Do this: Write the data below out exactly as it stands. Do not include the pictures.

[Items from a dataset]
=====

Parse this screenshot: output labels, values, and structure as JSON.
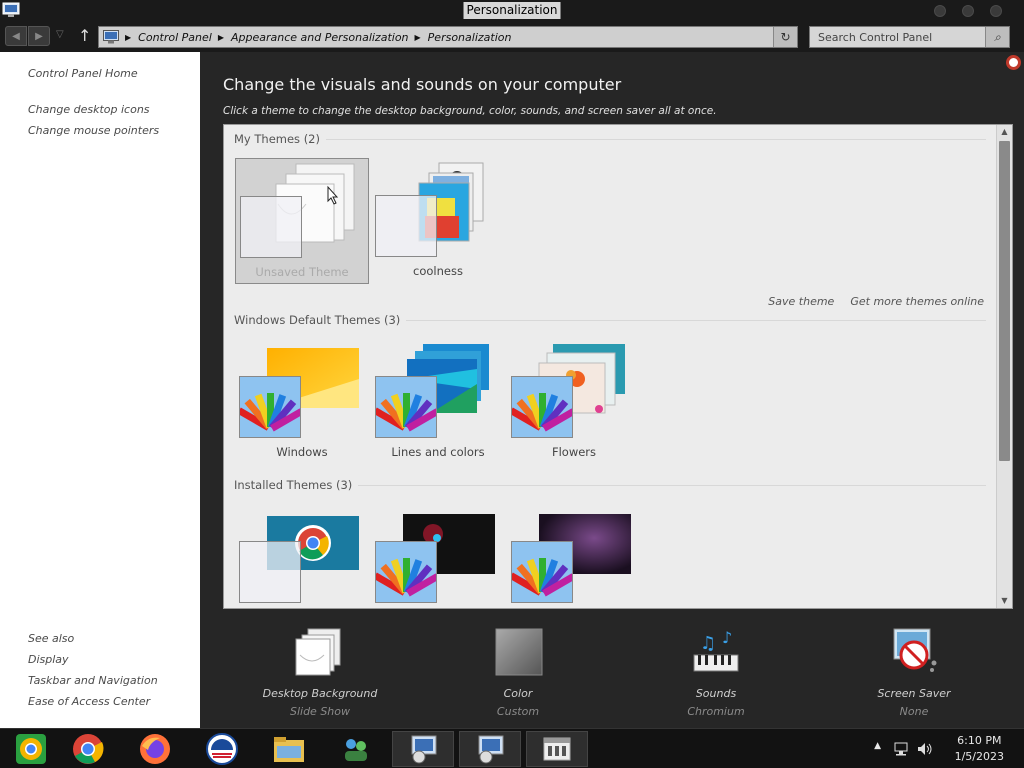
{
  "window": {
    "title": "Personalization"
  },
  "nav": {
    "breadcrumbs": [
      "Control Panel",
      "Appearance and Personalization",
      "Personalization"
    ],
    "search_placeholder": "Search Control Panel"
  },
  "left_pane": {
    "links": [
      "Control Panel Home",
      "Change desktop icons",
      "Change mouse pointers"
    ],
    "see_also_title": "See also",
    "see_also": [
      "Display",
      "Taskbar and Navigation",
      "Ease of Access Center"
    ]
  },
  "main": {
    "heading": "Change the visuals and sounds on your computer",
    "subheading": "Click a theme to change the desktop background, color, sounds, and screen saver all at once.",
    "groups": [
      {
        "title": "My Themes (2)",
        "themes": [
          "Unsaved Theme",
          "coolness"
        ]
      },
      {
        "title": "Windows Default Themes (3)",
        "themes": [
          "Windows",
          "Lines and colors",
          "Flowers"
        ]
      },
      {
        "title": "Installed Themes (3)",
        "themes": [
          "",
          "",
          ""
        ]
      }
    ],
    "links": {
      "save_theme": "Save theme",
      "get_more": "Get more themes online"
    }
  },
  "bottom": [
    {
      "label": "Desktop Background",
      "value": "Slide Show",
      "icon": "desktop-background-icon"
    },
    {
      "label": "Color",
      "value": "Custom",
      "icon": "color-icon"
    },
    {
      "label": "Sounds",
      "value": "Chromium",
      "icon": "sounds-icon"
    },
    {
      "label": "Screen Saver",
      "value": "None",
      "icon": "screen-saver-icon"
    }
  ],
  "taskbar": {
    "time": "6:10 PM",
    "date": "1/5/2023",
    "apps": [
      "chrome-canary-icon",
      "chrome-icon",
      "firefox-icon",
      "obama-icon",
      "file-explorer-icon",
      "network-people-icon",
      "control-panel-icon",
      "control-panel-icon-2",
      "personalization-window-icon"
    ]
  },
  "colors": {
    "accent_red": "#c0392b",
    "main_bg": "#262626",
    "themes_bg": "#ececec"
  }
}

=====

Answer to the task:
Parse this screenshot: output labels, values, and structure as JSON.
{
  "window": {
    "title": "Personalization"
  },
  "nav": {
    "breadcrumbs": [
      "Control Panel",
      "Appearance and Personalization",
      "Personalization"
    ],
    "search_placeholder": "Search Control Panel"
  },
  "left_pane": {
    "links": [
      "Control Panel Home",
      "Change desktop icons",
      "Change mouse pointers"
    ],
    "see_also_title": "See also",
    "see_also": [
      "Display",
      "Taskbar and Navigation",
      "Ease of Access Center"
    ]
  },
  "main": {
    "heading": "Change the visuals and sounds on your computer",
    "subheading": "Click a theme to change the desktop background, color, sounds, and screen saver all at once.",
    "groups": [
      {
        "title": "My Themes (2)",
        "themes": [
          "Unsaved Theme",
          "coolness"
        ]
      },
      {
        "title": "Windows Default Themes (3)",
        "themes": [
          "Windows",
          "Lines and colors",
          "Flowers"
        ]
      },
      {
        "title": "Installed Themes (3)",
        "themes": [
          "",
          "",
          ""
        ]
      }
    ],
    "links": {
      "save_theme": "Save theme",
      "get_more": "Get more themes online"
    }
  },
  "bottom": [
    {
      "label": "Desktop Background",
      "value": "Slide Show",
      "icon": "desktop-background-icon"
    },
    {
      "label": "Color",
      "value": "Custom",
      "icon": "color-icon"
    },
    {
      "label": "Sounds",
      "value": "Chromium",
      "icon": "sounds-icon"
    },
    {
      "label": "Screen Saver",
      "value": "None",
      "icon": "screen-saver-icon"
    }
  ],
  "taskbar": {
    "time": "6:10 PM",
    "date": "1/5/2023",
    "apps": [
      "chrome-canary-icon",
      "chrome-icon",
      "firefox-icon",
      "obama-icon",
      "file-explorer-icon",
      "network-people-icon",
      "control-panel-icon",
      "control-panel-icon-2",
      "personalization-window-icon"
    ]
  },
  "colors": {
    "accent_red": "#c0392b",
    "main_bg": "#262626",
    "themes_bg": "#ececec"
  }
}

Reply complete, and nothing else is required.